Task directions: Return all lines where the word "image" can be found.

+===+

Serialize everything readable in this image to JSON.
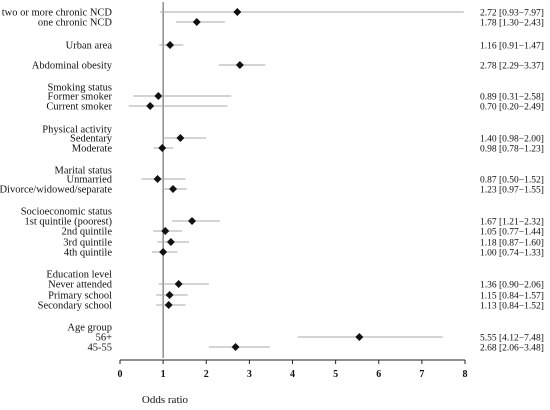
{
  "chart_data": {
    "type": "forest",
    "xlabel": "Odds ratio",
    "xlim": [
      0,
      8
    ],
    "xticks": [
      "0",
      "1",
      "2",
      "3",
      "4",
      "5",
      "6",
      "7",
      "8"
    ],
    "reference_line": 1,
    "grid": false,
    "rows": [
      {
        "label": "two or more chronic NCD",
        "or": 2.72,
        "lo": 0.93,
        "hi": 7.97,
        "text": "2.72 [0.93−7.97]"
      },
      {
        "label": "one chronic NCD",
        "or": 1.78,
        "lo": 1.3,
        "hi": 2.43,
        "text": "1.78 [1.30−2.43]"
      },
      {
        "label": "Urban area",
        "or": 1.16,
        "lo": 0.91,
        "hi": 1.47,
        "text": "1.16 [0.91−1.47]"
      },
      {
        "label": "Abdominal obesity",
        "or": 2.78,
        "lo": 2.29,
        "hi": 3.37,
        "text": "2.78 [2.29−3.37]"
      },
      {
        "label": "Smoking status",
        "header": true
      },
      {
        "label": "Former smoker",
        "or": 0.89,
        "lo": 0.31,
        "hi": 2.58,
        "text": "0.89 [0.31−2.58]"
      },
      {
        "label": "Current smoker",
        "or": 0.7,
        "lo": 0.2,
        "hi": 2.49,
        "text": "0.70 [0.20−2.49]"
      },
      {
        "label": "Physical activity",
        "header": true
      },
      {
        "label": "Sedentary",
        "or": 1.4,
        "lo": 0.98,
        "hi": 2.0,
        "text": "1.40 [0.98−2.00]"
      },
      {
        "label": "Moderate",
        "or": 0.98,
        "lo": 0.78,
        "hi": 1.23,
        "text": "0.98 [0.78−1.23]"
      },
      {
        "label": "Marital status",
        "header": true
      },
      {
        "label": "Unmarried",
        "or": 0.87,
        "lo": 0.5,
        "hi": 1.52,
        "text": "0.87 [0.50−1.52]"
      },
      {
        "label": "Divorce/widowed/separate",
        "or": 1.23,
        "lo": 0.97,
        "hi": 1.55,
        "text": "1.23 [0.97−1.55]"
      },
      {
        "label": "Socioeconomic status",
        "header": true
      },
      {
        "label": "1st quintile (poorest)",
        "or": 1.67,
        "lo": 1.21,
        "hi": 2.32,
        "text": "1.67 [1.21−2.32]"
      },
      {
        "label": "2nd quintile",
        "or": 1.05,
        "lo": 0.77,
        "hi": 1.44,
        "text": "1.05 [0.77−1.44]"
      },
      {
        "label": "3rd quintile",
        "or": 1.18,
        "lo": 0.87,
        "hi": 1.6,
        "text": "1.18 [0.87−1.60]"
      },
      {
        "label": "4th quintile",
        "or": 1.0,
        "lo": 0.74,
        "hi": 1.33,
        "text": "1.00 [0.74−1.33]"
      },
      {
        "label": "Education level",
        "header": true
      },
      {
        "label": "Never attended",
        "or": 1.36,
        "lo": 0.9,
        "hi": 2.06,
        "text": "1.36 [0.90−2.06]"
      },
      {
        "label": "Primary school",
        "or": 1.15,
        "lo": 0.84,
        "hi": 1.57,
        "text": "1.15 [0.84−1.57]"
      },
      {
        "label": "Secondary school",
        "or": 1.13,
        "lo": 0.84,
        "hi": 1.52,
        "text": "1.13 [0.84−1.52]"
      },
      {
        "label": "Age group",
        "header": true
      },
      {
        "label": "56+",
        "or": 5.55,
        "lo": 4.12,
        "hi": 7.48,
        "text": "5.55 [4.12−7.48]"
      },
      {
        "label": "45-55",
        "or": 2.68,
        "lo": 2.06,
        "hi": 3.48,
        "text": "2.68 [2.06−3.48]"
      }
    ]
  }
}
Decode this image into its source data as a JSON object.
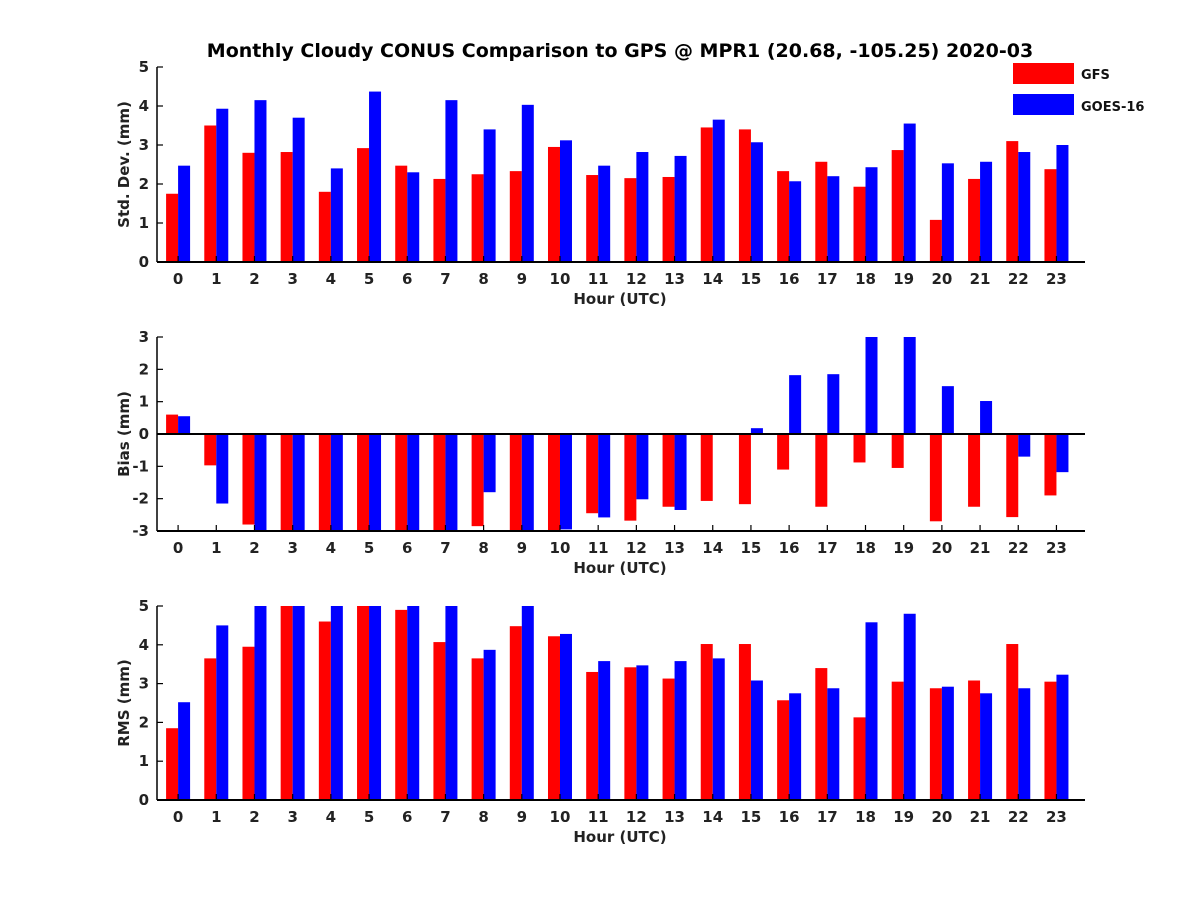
{
  "title": "Monthly Cloudy CONUS Comparison to GPS @ MPR1 (20.68, -105.25) 2020-03",
  "legend": {
    "placement": "top-right",
    "entries": [
      {
        "name": "GFS",
        "color": "#ff0000"
      },
      {
        "name": "GOES-16",
        "color": "#0000ff"
      }
    ]
  },
  "chart_data": [
    {
      "type": "bar",
      "ylabel": "Std. Dev. (mm)",
      "xlabel": "Hour (UTC)",
      "ylim": [
        0,
        5
      ],
      "yticks": [
        0,
        1,
        2,
        3,
        4,
        5
      ],
      "categories": [
        "0",
        "1",
        "2",
        "3",
        "4",
        "5",
        "6",
        "7",
        "8",
        "9",
        "10",
        "11",
        "12",
        "13",
        "14",
        "15",
        "16",
        "17",
        "18",
        "19",
        "20",
        "21",
        "22",
        "23"
      ],
      "series": [
        {
          "name": "GFS",
          "color": "#ff0000",
          "values": [
            1.75,
            3.5,
            2.8,
            2.82,
            1.8,
            2.92,
            2.47,
            2.13,
            2.25,
            2.33,
            2.95,
            2.23,
            2.15,
            2.18,
            3.45,
            3.4,
            2.33,
            2.57,
            1.93,
            2.87,
            1.08,
            2.13,
            3.1,
            2.38
          ]
        },
        {
          "name": "GOES-16",
          "color": "#0000ff",
          "values": [
            2.47,
            3.93,
            4.15,
            3.7,
            2.4,
            4.37,
            2.3,
            4.15,
            3.4,
            4.03,
            3.12,
            2.47,
            2.82,
            2.72,
            3.65,
            3.07,
            2.07,
            2.2,
            2.43,
            3.55,
            2.53,
            2.57,
            2.82,
            3.0
          ]
        }
      ]
    },
    {
      "type": "bar",
      "ylabel": "Bias (mm)",
      "xlabel": "Hour (UTC)",
      "ylim": [
        -3,
        3
      ],
      "yticks": [
        -3,
        -2,
        -1,
        0,
        1,
        2,
        3
      ],
      "categories": [
        "0",
        "1",
        "2",
        "3",
        "4",
        "5",
        "6",
        "7",
        "8",
        "9",
        "10",
        "11",
        "12",
        "13",
        "14",
        "15",
        "16",
        "17",
        "18",
        "19",
        "20",
        "21",
        "22",
        "23"
      ],
      "series": [
        {
          "name": "GFS",
          "color": "#ff0000",
          "values": [
            0.6,
            -0.97,
            -2.8,
            -3.0,
            -3.0,
            -3.0,
            -3.0,
            -3.0,
            -2.85,
            -3.0,
            -3.0,
            -2.45,
            -2.68,
            -2.25,
            -2.07,
            -2.17,
            -1.1,
            -2.25,
            -0.88,
            -1.05,
            -2.7,
            -2.25,
            -2.57,
            -1.9
          ]
        },
        {
          "name": "GOES-16",
          "color": "#0000ff",
          "values": [
            0.55,
            -2.15,
            -3.0,
            -3.0,
            -3.0,
            -3.0,
            -3.0,
            -3.0,
            -1.8,
            -3.0,
            -2.95,
            -2.58,
            -2.02,
            -2.35,
            -0.03,
            0.18,
            1.82,
            1.85,
            3.0,
            3.0,
            1.48,
            1.02,
            -0.7,
            -1.18
          ]
        }
      ]
    },
    {
      "type": "bar",
      "ylabel": "RMS (mm)",
      "xlabel": "Hour (UTC)",
      "ylim": [
        0,
        5
      ],
      "yticks": [
        0,
        1,
        2,
        3,
        4,
        5
      ],
      "categories": [
        "0",
        "1",
        "2",
        "3",
        "4",
        "5",
        "6",
        "7",
        "8",
        "9",
        "10",
        "11",
        "12",
        "13",
        "14",
        "15",
        "16",
        "17",
        "18",
        "19",
        "20",
        "21",
        "22",
        "23"
      ],
      "series": [
        {
          "name": "GFS",
          "color": "#ff0000",
          "values": [
            1.85,
            3.65,
            3.95,
            5.0,
            4.6,
            5.0,
            4.9,
            4.07,
            3.65,
            4.48,
            4.22,
            3.3,
            3.42,
            3.13,
            4.02,
            4.02,
            2.57,
            3.4,
            2.13,
            3.05,
            2.88,
            3.08,
            4.02,
            3.05
          ]
        },
        {
          "name": "GOES-16",
          "color": "#0000ff",
          "values": [
            2.52,
            4.5,
            5.0,
            5.0,
            5.0,
            5.0,
            5.0,
            5.0,
            3.87,
            5.0,
            4.28,
            3.58,
            3.47,
            3.58,
            3.65,
            3.08,
            2.75,
            2.88,
            4.58,
            4.8,
            2.92,
            2.75,
            2.88,
            3.23
          ]
        }
      ]
    }
  ]
}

+===+

The reply:
Serialize everything readable in this image to JSON.
Decode this image into its source data as a JSON object.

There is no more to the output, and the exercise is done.